- REQUIRED TASK -
Every record must be repeated exactly; omit any pictures they contain.

- DATA IN THIS EXERCISE -
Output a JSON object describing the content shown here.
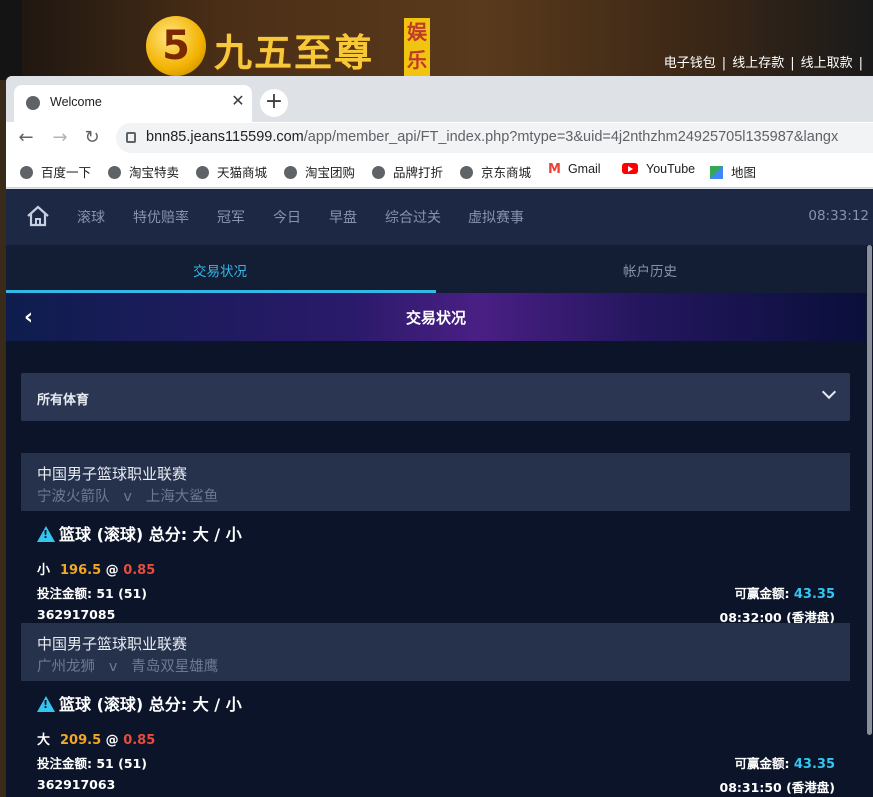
{
  "site": {
    "logo_numeral": "5",
    "logo_text": "九五至尊",
    "logo_badge": "娱乐城",
    "links": [
      "电子钱包",
      "线上存款",
      "线上取款"
    ]
  },
  "browser": {
    "tab_title": "Welcome",
    "url_host": "bnn85.jeans115599.com",
    "url_path": "/app/member_api/FT_index.php?mtype=3&uid=4j2nthzhm24925705l135987&langx",
    "bookmarks": [
      "百度一下",
      "淘宝特卖",
      "天猫商城",
      "淘宝团购",
      "品牌打折",
      "京东商城",
      "Gmail",
      "YouTube",
      "地图"
    ]
  },
  "nav": {
    "items": [
      "滚球",
      "特优赔率",
      "冠军",
      "今日",
      "早盘",
      "综合过关",
      "虚拟赛事"
    ],
    "clock": "08:33:12"
  },
  "tabs": {
    "active": "交易状况",
    "inactive": "帐户历史"
  },
  "hero_title": "交易状况",
  "filter": {
    "label": "所有体育"
  },
  "bets": [
    {
      "league": "中国男子篮球职业联赛",
      "home": "宁波火箭队",
      "vs": "v",
      "away": "上海大鲨鱼",
      "market": "篮球 (滚球) 总分: 大 / 小",
      "pick": "小",
      "line": "196.5",
      "at": "@",
      "odds": "0.85",
      "stake_label": "投注金额:",
      "stake": "51 (51)",
      "win_label": "可赢金额:",
      "win": "43.35",
      "ticket": "362917085",
      "time": "08:32:00 (香港盘)"
    },
    {
      "league": "中国男子篮球职业联赛",
      "home": "广州龙狮",
      "vs": "v",
      "away": "青岛双星雄鹰",
      "market": "篮球 (滚球) 总分: 大 / 小",
      "pick": "大",
      "line": "209.5",
      "at": "@",
      "odds": "0.85",
      "stake_label": "投注金额:",
      "stake": "51 (51)",
      "win_label": "可赢金额:",
      "win": "43.35",
      "ticket": "362917063",
      "time": "08:31:50 (香港盘)"
    }
  ],
  "colors": {
    "accent_cyan": "#35b8e6",
    "line_orange": "#f5a623",
    "odds_red": "#e74c3c",
    "page_bg": "#0b1428"
  }
}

- RESPONSE TO THIS TASK -
Output a JSON object describing the content shown here.
{
  "site": {
    "logo_numeral": "5",
    "logo_text": "九五至尊",
    "logo_badge": "娱乐城",
    "links": [
      "电子钱包",
      "线上存款",
      "线上取款"
    ]
  },
  "browser": {
    "tab_title": "Welcome",
    "url_host": "bnn85.jeans115599.com",
    "url_path": "/app/member_api/FT_index.php?mtype=3&uid=4j2nthzhm24925705l135987&langx",
    "bookmarks": [
      "百度一下",
      "淘宝特卖",
      "天猫商城",
      "淘宝团购",
      "品牌打折",
      "京东商城",
      "Gmail",
      "YouTube",
      "地图"
    ]
  },
  "nav": {
    "items": [
      "滚球",
      "特优赔率",
      "冠军",
      "今日",
      "早盘",
      "综合过关",
      "虚拟赛事"
    ],
    "clock": "08:33:12"
  },
  "tabs": {
    "active": "交易状况",
    "inactive": "帐户历史"
  },
  "hero_title": "交易状况",
  "filter": {
    "label": "所有体育"
  },
  "bets": [
    {
      "league": "中国男子篮球职业联赛",
      "home": "宁波火箭队",
      "vs": "v",
      "away": "上海大鲨鱼",
      "market": "篮球 (滚球) 总分: 大 / 小",
      "pick": "小",
      "line": "196.5",
      "at": "@",
      "odds": "0.85",
      "stake_label": "投注金额:",
      "stake": "51 (51)",
      "win_label": "可赢金额:",
      "win": "43.35",
      "ticket": "362917085",
      "time": "08:32:00 (香港盘)"
    },
    {
      "league": "中国男子篮球职业联赛",
      "home": "广州龙狮",
      "vs": "v",
      "away": "青岛双星雄鹰",
      "market": "篮球 (滚球) 总分: 大 / 小",
      "pick": "大",
      "line": "209.5",
      "at": "@",
      "odds": "0.85",
      "stake_label": "投注金额:",
      "stake": "51 (51)",
      "win_label": "可赢金额:",
      "win": "43.35",
      "ticket": "362917063",
      "time": "08:31:50 (香港盘)"
    }
  ],
  "colors": {
    "accent_cyan": "#35b8e6",
    "line_orange": "#f5a623",
    "odds_red": "#e74c3c",
    "page_bg": "#0b1428"
  }
}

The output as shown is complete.